EXERCISE AIM ▸ Restate all the material verbatim, except for the pictures.

STORED ROWS ▸
------

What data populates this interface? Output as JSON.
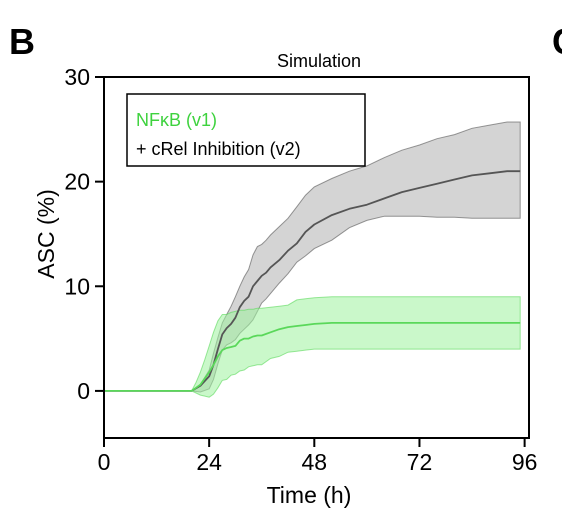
{
  "panel": {
    "label": "B",
    "next_label_fragment": "C"
  },
  "chart_data": {
    "type": "line",
    "title": "Simulation",
    "xlabel": "Time (h)",
    "ylabel": "ASC (%)",
    "xlim": [
      0,
      97
    ],
    "ylim": [
      -4.5,
      30
    ],
    "xticks": [
      0,
      24,
      48,
      72,
      96
    ],
    "yticks": [
      0,
      10,
      20,
      30
    ],
    "grid": false,
    "legend_position": "top-left",
    "series": [
      {
        "name": "NFκB (v1)",
        "color": "#5ad85a",
        "fill_color": "#9ef29e",
        "x": [
          0,
          20,
          21,
          22,
          23,
          24,
          25,
          26,
          27,
          28,
          29,
          30,
          31,
          32,
          33,
          34,
          35,
          36,
          38,
          40,
          42,
          44,
          46,
          48,
          52,
          56,
          60,
          64,
          68,
          72,
          76,
          80,
          84,
          88,
          92,
          95
        ],
        "y": [
          0,
          0,
          0.3,
          0.6,
          1.2,
          1.8,
          2.5,
          3.3,
          3.9,
          4.1,
          4.2,
          4.3,
          4.8,
          5.0,
          5.0,
          5.2,
          5.3,
          5.3,
          5.6,
          5.9,
          6.1,
          6.2,
          6.3,
          6.4,
          6.5,
          6.5,
          6.5,
          6.5,
          6.5,
          6.5,
          6.5,
          6.5,
          6.5,
          6.5,
          6.5,
          6.5
        ],
        "lower": [
          0,
          0,
          -0.2,
          -0.4,
          -0.5,
          -0.6,
          -0.3,
          0.3,
          1.0,
          1.1,
          1.5,
          1.6,
          1.9,
          2.0,
          2.3,
          2.4,
          2.5,
          2.5,
          3.1,
          3.3,
          3.7,
          3.8,
          3.9,
          4.0,
          4.0,
          4.0,
          4.0,
          4.0,
          4.0,
          4.0,
          4.0,
          4.0,
          4.0,
          4.0,
          4.0,
          4.0
        ],
        "upper": [
          0,
          0,
          0.8,
          1.8,
          3.0,
          4.3,
          5.6,
          6.7,
          7.3,
          7.3,
          7.5,
          7.6,
          7.7,
          7.7,
          7.8,
          7.8,
          7.9,
          7.9,
          8.0,
          8.1,
          8.2,
          8.7,
          8.8,
          8.9,
          9.0,
          9.0,
          9.0,
          9.0,
          9.0,
          9.0,
          9.0,
          9.0,
          9.0,
          9.0,
          9.0,
          9.0
        ]
      },
      {
        "name": "+ cRel Inhibition (v2)",
        "color": "#555555",
        "fill_color": "#bdbdbd",
        "x": [
          0,
          20,
          22,
          24,
          25,
          26,
          27,
          28,
          29,
          30,
          31,
          32,
          33,
          34,
          35,
          36,
          37,
          38,
          40,
          42,
          44,
          46,
          48,
          52,
          56,
          60,
          64,
          68,
          72,
          76,
          80,
          84,
          88,
          92,
          95
        ],
        "y": [
          0,
          0,
          0.5,
          1.4,
          2.5,
          4.0,
          5.4,
          6.0,
          6.4,
          7.0,
          8.0,
          8.6,
          9.0,
          10.0,
          10.5,
          11.0,
          11.3,
          11.8,
          12.5,
          13.4,
          14.1,
          15.2,
          15.9,
          16.8,
          17.4,
          17.8,
          18.4,
          19.0,
          19.4,
          19.8,
          20.2,
          20.6,
          20.8,
          21.0,
          21.0
        ],
        "lower": [
          0,
          0,
          -0.1,
          0.2,
          1.1,
          2.6,
          3.9,
          4.4,
          4.6,
          4.9,
          5.5,
          5.9,
          6.3,
          6.8,
          7.6,
          8.4,
          8.8,
          9.3,
          10.3,
          11.2,
          12.3,
          12.9,
          13.6,
          14.4,
          15.6,
          16.3,
          16.7,
          16.7,
          16.7,
          16.6,
          16.6,
          16.5,
          16.5,
          16.5,
          16.5
        ],
        "upper": [
          0,
          0,
          0.6,
          2.0,
          3.6,
          5.1,
          6.5,
          7.3,
          8.1,
          9.0,
          10.0,
          10.9,
          11.6,
          13.0,
          13.8,
          14.0,
          14.4,
          14.9,
          15.7,
          16.5,
          17.6,
          18.7,
          19.5,
          20.3,
          21.0,
          21.5,
          22.3,
          23.0,
          23.5,
          24.1,
          24.5,
          25.1,
          25.4,
          25.7,
          25.7
        ]
      }
    ]
  }
}
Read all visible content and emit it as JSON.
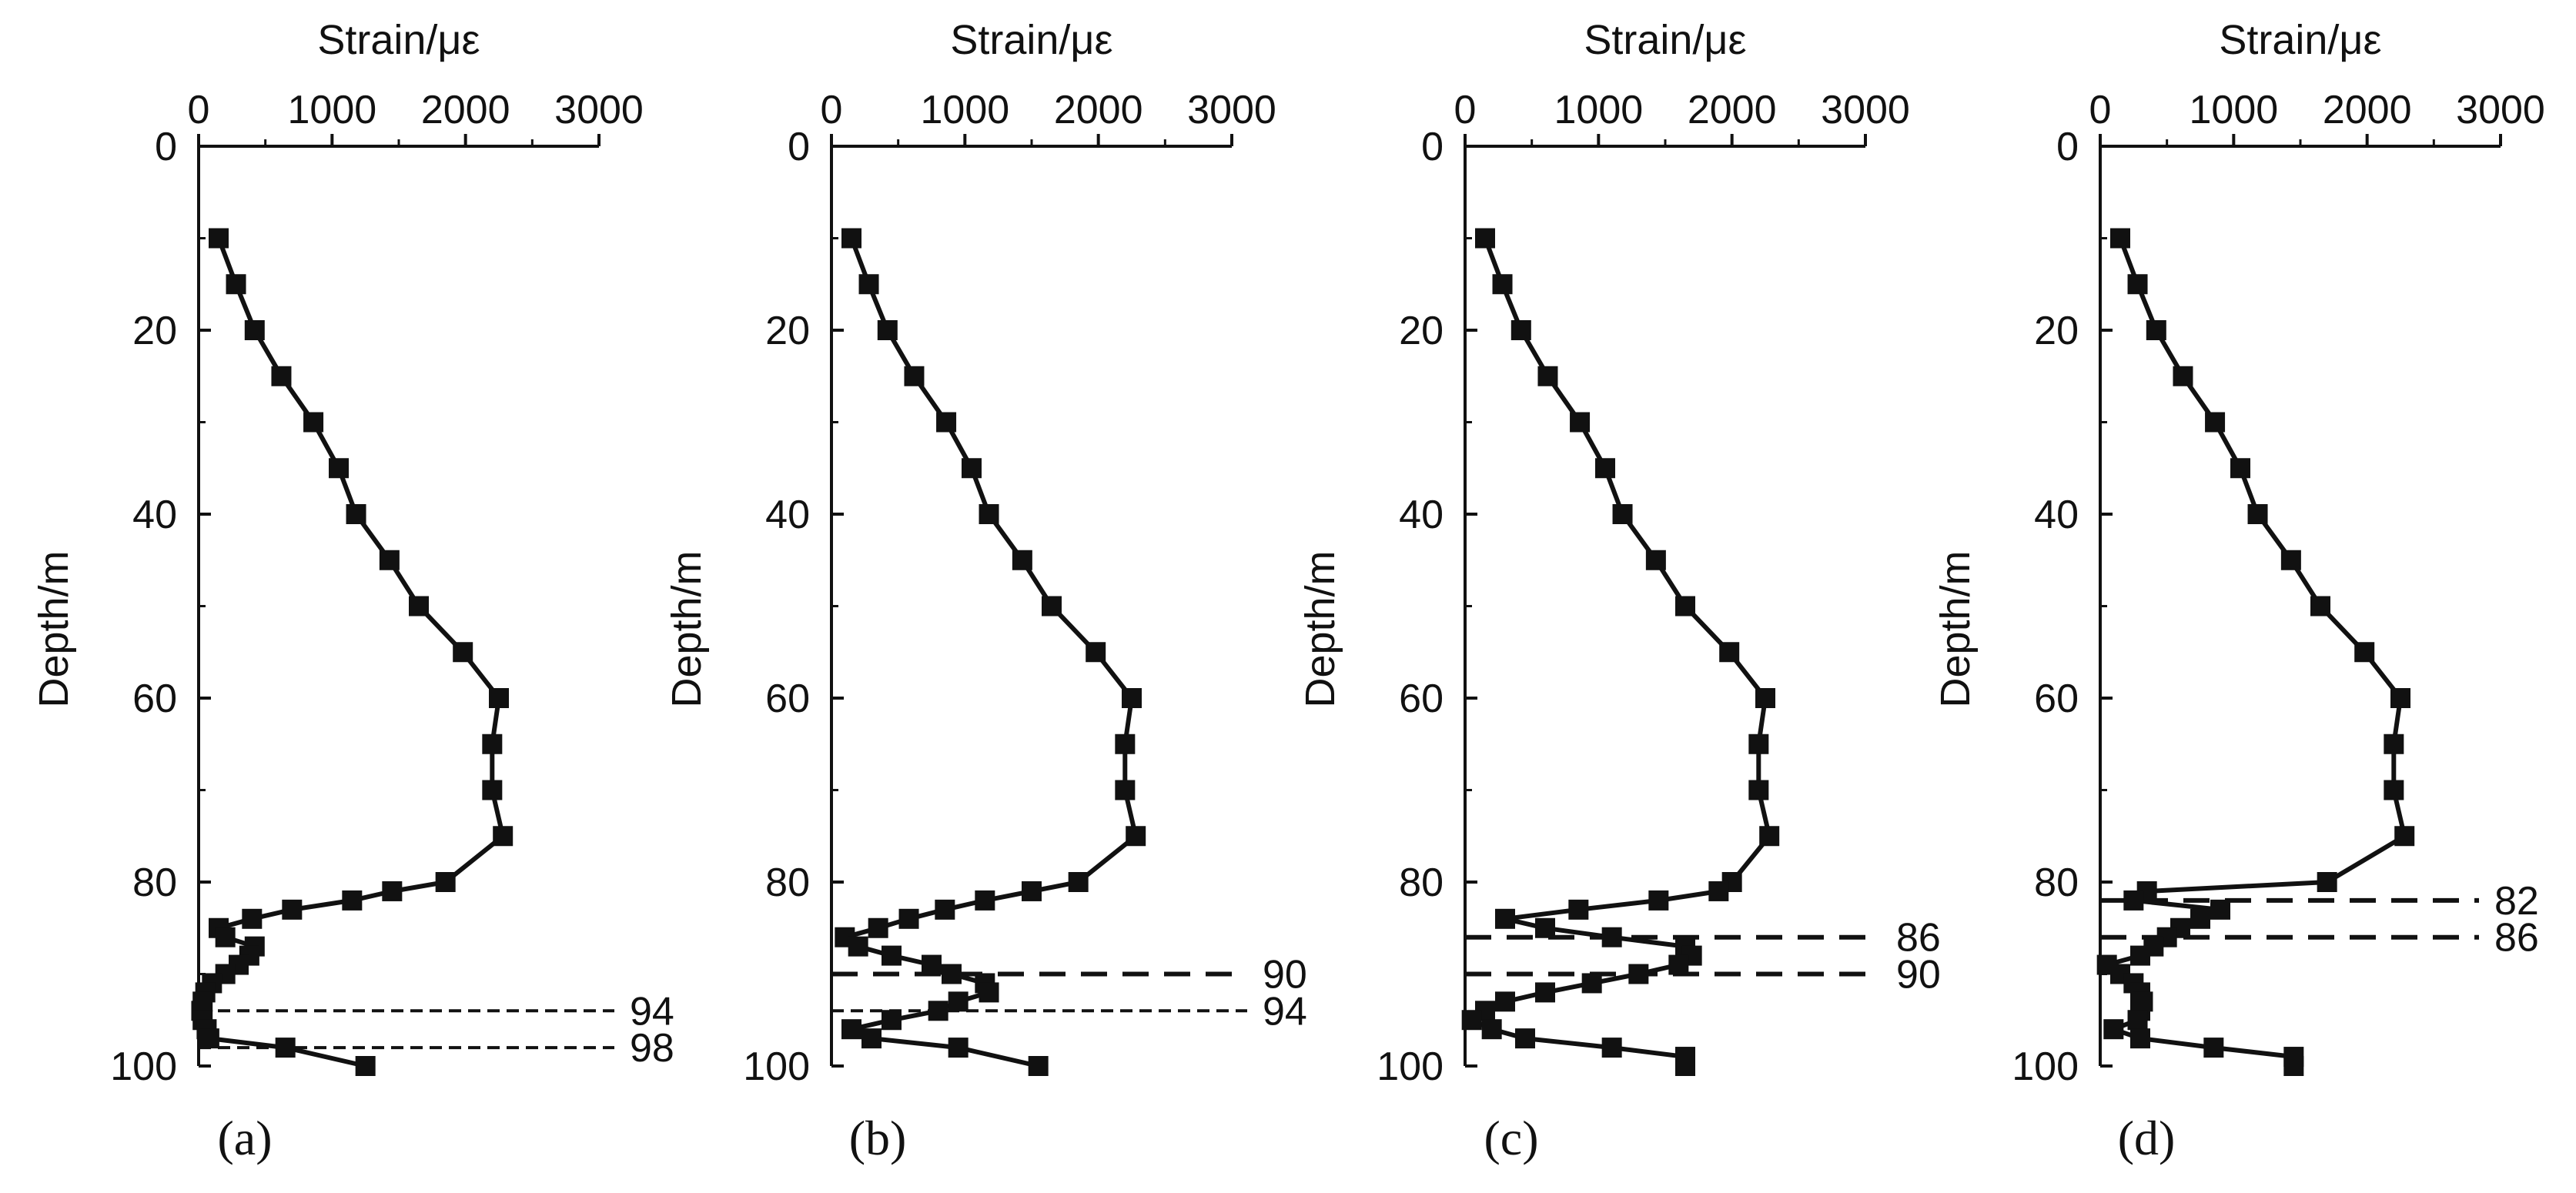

------

COMPLETED EXERCISE ▸
What data populates this interface? Output as JSON.
{
  "panel": {
    "label": "B",
    "next_label_fragment": "C"
  },
  "chart_data": {
    "type": "line",
    "title": "Simulation",
    "xlabel": "Time (h)",
    "ylabel": "ASC (%)",
    "xlim": [
      0,
      97
    ],
    "ylim": [
      -4.5,
      30
    ],
    "xticks": [
      0,
      24,
      48,
      72,
      96
    ],
    "yticks": [
      0,
      10,
      20,
      30
    ],
    "grid": false,
    "legend_position": "top-left",
    "series": [
      {
        "name": "NFκB (v1)",
        "color": "#5ad85a",
        "fill_color": "#9ef29e",
        "x": [
          0,
          20,
          21,
          22,
          23,
          24,
          25,
          26,
          27,
          28,
          29,
          30,
          31,
          32,
          33,
          34,
          35,
          36,
          38,
          40,
          42,
          44,
          46,
          48,
          52,
          56,
          60,
          64,
          68,
          72,
          76,
          80,
          84,
          88,
          92,
          95
        ],
        "y": [
          0,
          0,
          0.3,
          0.6,
          1.2,
          1.8,
          2.5,
          3.3,
          3.9,
          4.1,
          4.2,
          4.3,
          4.8,
          5.0,
          5.0,
          5.2,
          5.3,
          5.3,
          5.6,
          5.9,
          6.1,
          6.2,
          6.3,
          6.4,
          6.5,
          6.5,
          6.5,
          6.5,
          6.5,
          6.5,
          6.5,
          6.5,
          6.5,
          6.5,
          6.5,
          6.5
        ],
        "lower": [
          0,
          0,
          -0.2,
          -0.4,
          -0.5,
          -0.6,
          -0.3,
          0.3,
          1.0,
          1.1,
          1.5,
          1.6,
          1.9,
          2.0,
          2.3,
          2.4,
          2.5,
          2.5,
          3.1,
          3.3,
          3.7,
          3.8,
          3.9,
          4.0,
          4.0,
          4.0,
          4.0,
          4.0,
          4.0,
          4.0,
          4.0,
          4.0,
          4.0,
          4.0,
          4.0,
          4.0
        ],
        "upper": [
          0,
          0,
          0.8,
          1.8,
          3.0,
          4.3,
          5.6,
          6.7,
          7.3,
          7.3,
          7.5,
          7.6,
          7.7,
          7.7,
          7.8,
          7.8,
          7.9,
          7.9,
          8.0,
          8.1,
          8.2,
          8.7,
          8.8,
          8.9,
          9.0,
          9.0,
          9.0,
          9.0,
          9.0,
          9.0,
          9.0,
          9.0,
          9.0,
          9.0,
          9.0,
          9.0
        ]
      },
      {
        "name": "+ cRel Inhibition (v2)",
        "color": "#555555",
        "fill_color": "#bdbdbd",
        "x": [
          0,
          20,
          22,
          24,
          25,
          26,
          27,
          28,
          29,
          30,
          31,
          32,
          33,
          34,
          35,
          36,
          37,
          38,
          40,
          42,
          44,
          46,
          48,
          52,
          56,
          60,
          64,
          68,
          72,
          76,
          80,
          84,
          88,
          92,
          95
        ],
        "y": [
          0,
          0,
          0.5,
          1.4,
          2.5,
          4.0,
          5.4,
          6.0,
          6.4,
          7.0,
          8.0,
          8.6,
          9.0,
          10.0,
          10.5,
          11.0,
          11.3,
          11.8,
          12.5,
          13.4,
          14.1,
          15.2,
          15.9,
          16.8,
          17.4,
          17.8,
          18.4,
          19.0,
          19.4,
          19.8,
          20.2,
          20.6,
          20.8,
          21.0,
          21.0
        ],
        "lower": [
          0,
          0,
          -0.1,
          0.2,
          1.1,
          2.6,
          3.9,
          4.4,
          4.6,
          4.9,
          5.5,
          5.9,
          6.3,
          6.8,
          7.6,
          8.4,
          8.8,
          9.3,
          10.3,
          11.2,
          12.3,
          12.9,
          13.6,
          14.4,
          15.6,
          16.3,
          16.7,
          16.7,
          16.7,
          16.6,
          16.6,
          16.5,
          16.5,
          16.5,
          16.5
        ],
        "upper": [
          0,
          0,
          0.6,
          2.0,
          3.6,
          5.1,
          6.5,
          7.3,
          8.1,
          9.0,
          10.0,
          10.9,
          11.6,
          13.0,
          13.8,
          14.0,
          14.4,
          14.9,
          15.7,
          16.5,
          17.6,
          18.7,
          19.5,
          20.3,
          21.0,
          21.5,
          22.3,
          23.0,
          23.5,
          24.1,
          24.5,
          25.1,
          25.4,
          25.7,
          25.7
        ]
      }
    ]
  }
}
Read all visible content and emit it as JSON.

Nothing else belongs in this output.